Source document:
━━━━━━━━━━━━━━━━━━━━━━━━━━━━━━

Tan Romeo (; born 9 April 1985) is a Singaporean actor, who has been named as one of the 8 Dukes of Caldecott Hill. Tan came into prominence after finishing in fourth place on the tenth season of the television series Star Search in 2010.

Education 
Tan studied at Ngee Ann Secondary School and multimedia technology at ITE MacPherson.

Acting career

Romeo Tan made his television debut on the fourth season of Heartlanders in 2005.

In 2010, after completing his filming for The Best Things in Life, Tan participated in the tenth season of Star Search. He auditioned for the competition and was accepted for the competition. Tan finished in fourth place, losing the title to Jeffrey Xu. He was offered a two-year contract by MediaCorp together with Xu, Adeline Lim, Sora Ma, James Seah, and Darryl Yong. In 2012, Romeo Tan was the first among his fellow Star Search finalists to be given a supporting role in the critically acclaimed police procedural series C.L.I.F.. He was nominated for the Best Newcomer Award at Star Awards 2012 for his performance, but lost the award to Kate Pang. He was then given a role in the star-studded drama series Joys of Life and made a career breakthrough in which he played a role as an antagonist for the first time. His performance was well-received from the public, and was widely regarded as one of the current rising stars. He was given another leading role in Don't Stop Believin', which he played a role of Jin Zhengnan, a charming chef who experienced a love triangle with Du Siman (Felicia Chin) and Wu Yanbin (Elvin Ng). He later also appeared in the year-end blockbuster, It Takes Two as the Fish Prince. In 2013, Romeo Tan replaced Dai Xiang Yu, who was originally selected to play the role of Hong Khee Leong, as the male lead in the drama series Sudden. He was also one of the original singers of the theme song of the drama series, together with Da Feng Chui.

━━━━━━━━━━━━━━━━━━━━━━━━━━━━━━

Given exercise 1:
Name every performer who, according to the Romeo Tan biography above, was offered a two-year MediaCorp contract alongside Tan.

Records for processing:
━━━━━━━━━━━━━━━━━━━━━━━━━━━━━━

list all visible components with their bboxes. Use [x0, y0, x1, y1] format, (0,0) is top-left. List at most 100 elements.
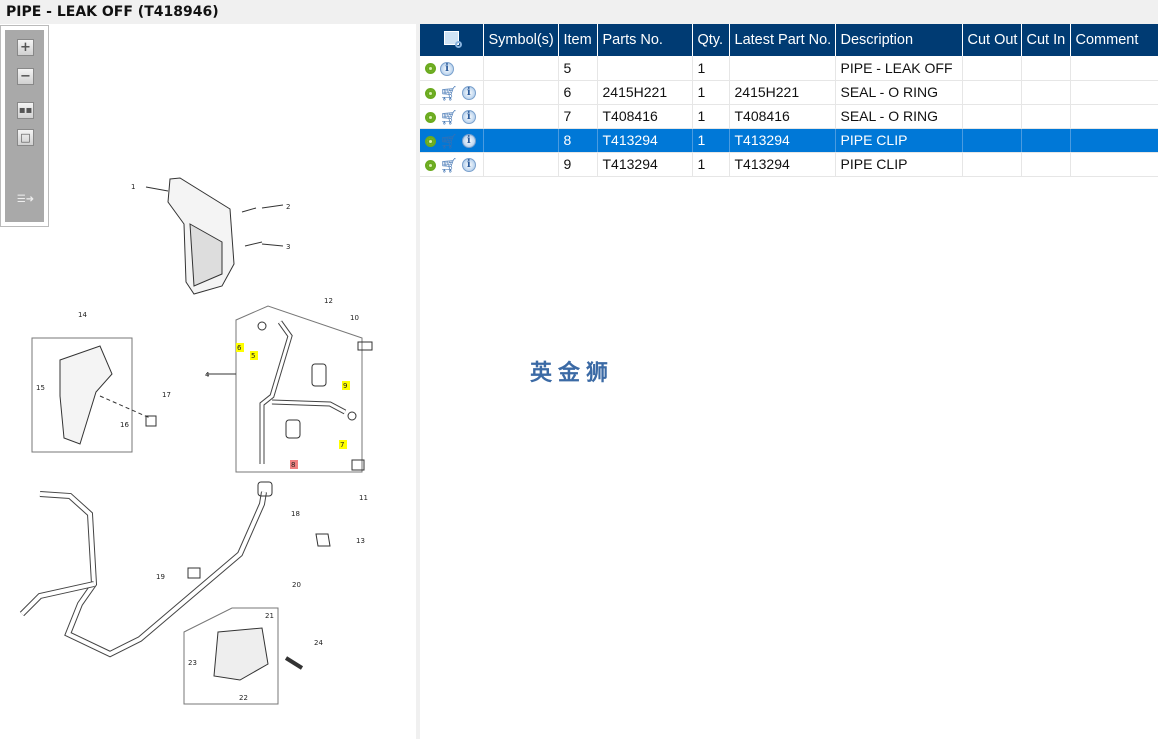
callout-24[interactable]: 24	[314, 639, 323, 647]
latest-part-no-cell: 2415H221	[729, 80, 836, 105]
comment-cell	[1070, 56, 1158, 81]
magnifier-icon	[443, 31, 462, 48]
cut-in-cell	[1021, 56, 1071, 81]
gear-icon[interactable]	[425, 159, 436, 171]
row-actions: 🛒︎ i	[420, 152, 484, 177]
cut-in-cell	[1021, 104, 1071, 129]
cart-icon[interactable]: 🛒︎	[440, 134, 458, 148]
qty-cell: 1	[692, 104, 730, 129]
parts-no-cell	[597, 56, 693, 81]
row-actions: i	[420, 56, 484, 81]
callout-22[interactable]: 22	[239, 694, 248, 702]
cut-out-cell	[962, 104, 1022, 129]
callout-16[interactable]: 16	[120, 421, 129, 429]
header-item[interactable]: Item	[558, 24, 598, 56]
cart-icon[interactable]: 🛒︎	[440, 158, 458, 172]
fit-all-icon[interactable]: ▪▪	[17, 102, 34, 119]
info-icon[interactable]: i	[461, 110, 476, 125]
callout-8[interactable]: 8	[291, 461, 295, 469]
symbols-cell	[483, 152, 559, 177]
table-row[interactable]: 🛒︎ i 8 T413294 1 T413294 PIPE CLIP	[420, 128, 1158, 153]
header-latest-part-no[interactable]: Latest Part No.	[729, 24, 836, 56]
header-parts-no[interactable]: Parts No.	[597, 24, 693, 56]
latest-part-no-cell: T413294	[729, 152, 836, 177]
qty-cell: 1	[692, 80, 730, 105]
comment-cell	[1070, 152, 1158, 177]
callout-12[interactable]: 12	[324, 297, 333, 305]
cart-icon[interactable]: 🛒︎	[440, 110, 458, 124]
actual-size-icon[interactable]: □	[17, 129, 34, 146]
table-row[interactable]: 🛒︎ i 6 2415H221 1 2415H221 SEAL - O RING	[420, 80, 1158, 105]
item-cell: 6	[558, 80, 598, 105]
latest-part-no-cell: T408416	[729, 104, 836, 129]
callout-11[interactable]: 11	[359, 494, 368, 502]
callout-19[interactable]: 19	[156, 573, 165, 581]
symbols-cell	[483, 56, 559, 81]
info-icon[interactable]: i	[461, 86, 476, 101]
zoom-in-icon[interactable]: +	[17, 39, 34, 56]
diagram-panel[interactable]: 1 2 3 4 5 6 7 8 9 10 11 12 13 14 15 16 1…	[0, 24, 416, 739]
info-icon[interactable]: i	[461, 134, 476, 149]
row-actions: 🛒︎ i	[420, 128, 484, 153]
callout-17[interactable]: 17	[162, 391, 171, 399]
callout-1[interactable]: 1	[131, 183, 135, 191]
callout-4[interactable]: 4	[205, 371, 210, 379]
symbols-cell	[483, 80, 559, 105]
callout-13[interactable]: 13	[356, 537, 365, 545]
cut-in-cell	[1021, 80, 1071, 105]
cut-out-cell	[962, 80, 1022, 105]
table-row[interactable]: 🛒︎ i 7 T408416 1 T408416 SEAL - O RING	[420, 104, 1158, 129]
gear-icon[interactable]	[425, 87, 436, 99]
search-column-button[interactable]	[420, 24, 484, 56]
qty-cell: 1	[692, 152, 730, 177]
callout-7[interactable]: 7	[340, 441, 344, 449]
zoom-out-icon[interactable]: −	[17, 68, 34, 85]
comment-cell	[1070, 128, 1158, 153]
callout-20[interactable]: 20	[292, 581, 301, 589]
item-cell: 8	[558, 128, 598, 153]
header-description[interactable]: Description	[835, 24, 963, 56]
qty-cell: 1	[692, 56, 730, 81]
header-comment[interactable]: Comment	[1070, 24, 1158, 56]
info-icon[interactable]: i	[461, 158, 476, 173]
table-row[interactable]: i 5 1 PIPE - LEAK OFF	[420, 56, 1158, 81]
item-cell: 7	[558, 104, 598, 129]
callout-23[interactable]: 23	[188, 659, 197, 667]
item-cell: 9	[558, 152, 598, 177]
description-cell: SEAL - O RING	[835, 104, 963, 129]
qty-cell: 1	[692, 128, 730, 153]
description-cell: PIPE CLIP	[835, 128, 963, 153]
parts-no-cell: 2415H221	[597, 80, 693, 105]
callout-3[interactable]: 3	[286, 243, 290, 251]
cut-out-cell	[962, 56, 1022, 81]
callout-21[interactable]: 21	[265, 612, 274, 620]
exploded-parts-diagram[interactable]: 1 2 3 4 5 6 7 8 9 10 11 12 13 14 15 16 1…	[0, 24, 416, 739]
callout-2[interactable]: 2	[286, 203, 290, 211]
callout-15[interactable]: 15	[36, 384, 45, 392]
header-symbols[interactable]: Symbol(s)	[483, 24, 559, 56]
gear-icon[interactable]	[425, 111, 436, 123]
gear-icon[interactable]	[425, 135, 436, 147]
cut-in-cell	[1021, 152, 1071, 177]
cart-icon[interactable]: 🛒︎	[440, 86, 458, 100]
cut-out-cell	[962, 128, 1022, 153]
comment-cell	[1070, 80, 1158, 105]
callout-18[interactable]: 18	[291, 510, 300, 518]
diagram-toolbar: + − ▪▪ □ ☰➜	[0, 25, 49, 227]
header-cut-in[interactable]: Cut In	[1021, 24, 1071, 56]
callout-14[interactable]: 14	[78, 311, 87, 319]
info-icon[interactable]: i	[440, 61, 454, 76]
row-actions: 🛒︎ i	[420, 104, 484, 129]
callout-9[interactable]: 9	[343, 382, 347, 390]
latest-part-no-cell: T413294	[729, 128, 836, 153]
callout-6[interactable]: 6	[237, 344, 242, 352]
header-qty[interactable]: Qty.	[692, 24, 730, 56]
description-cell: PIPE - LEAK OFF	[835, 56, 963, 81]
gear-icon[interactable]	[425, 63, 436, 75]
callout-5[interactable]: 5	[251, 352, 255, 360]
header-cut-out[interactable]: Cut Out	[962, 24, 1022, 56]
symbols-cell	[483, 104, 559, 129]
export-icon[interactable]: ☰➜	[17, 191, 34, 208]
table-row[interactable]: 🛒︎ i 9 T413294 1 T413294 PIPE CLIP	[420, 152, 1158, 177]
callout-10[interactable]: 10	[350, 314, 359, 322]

━━━━━━━━━━━━━━━━━━━━━━━━━━━━━━

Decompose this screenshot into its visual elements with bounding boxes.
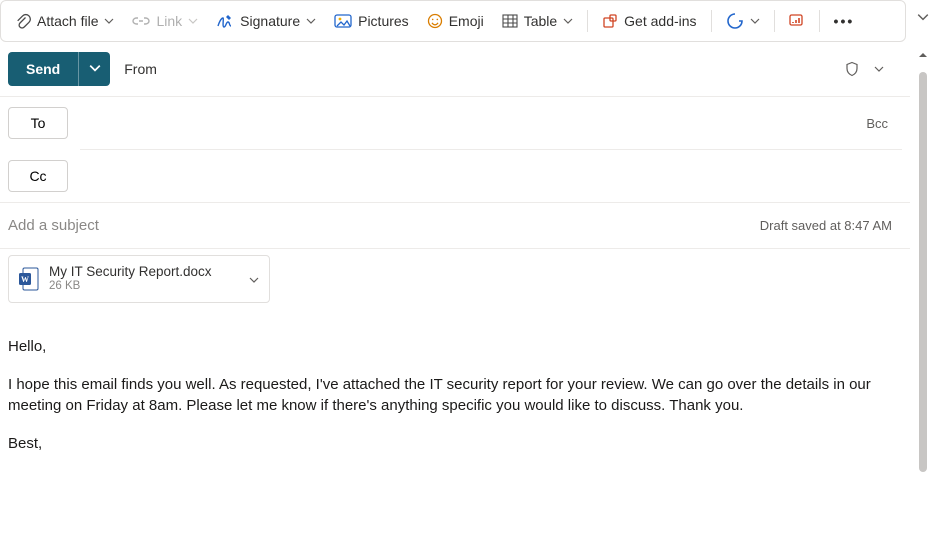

━━━━━━━━━━━━━━━━━━━━━━━━━━━━━━

Given exercise 2:
Put everything in the records from the line containing "list all visible" down to the line containing "104, 1071, 129]" into a numbered list, skipping blank lines and leaving out the picture.

Full solution 1:
Jeffrey Xu, Adeline Lim, Sora Ma, James Seah, and Darryl Yong.

Full solution 2:
1. list all visible components with their bboxes. Use [x0, y0, x1, y1] format, (0,0) is top-left. List at most 100 elements.
2. callout-24[interactable]: 24	[314, 639, 323, 647]
3. latest-part-no-cell: 2415H221	[729, 80, 836, 105]
4. comment-cell	[1070, 56, 1158, 81]
5. magnifier-icon	[443, 31, 462, 48]
6. cut-in-cell	[1021, 56, 1071, 81]
7. gear-icon[interactable]	[425, 159, 436, 171]
8. row-actions: 🛒︎ i	[420, 152, 484, 177]
9. cut-in-cell	[1021, 104, 1071, 129]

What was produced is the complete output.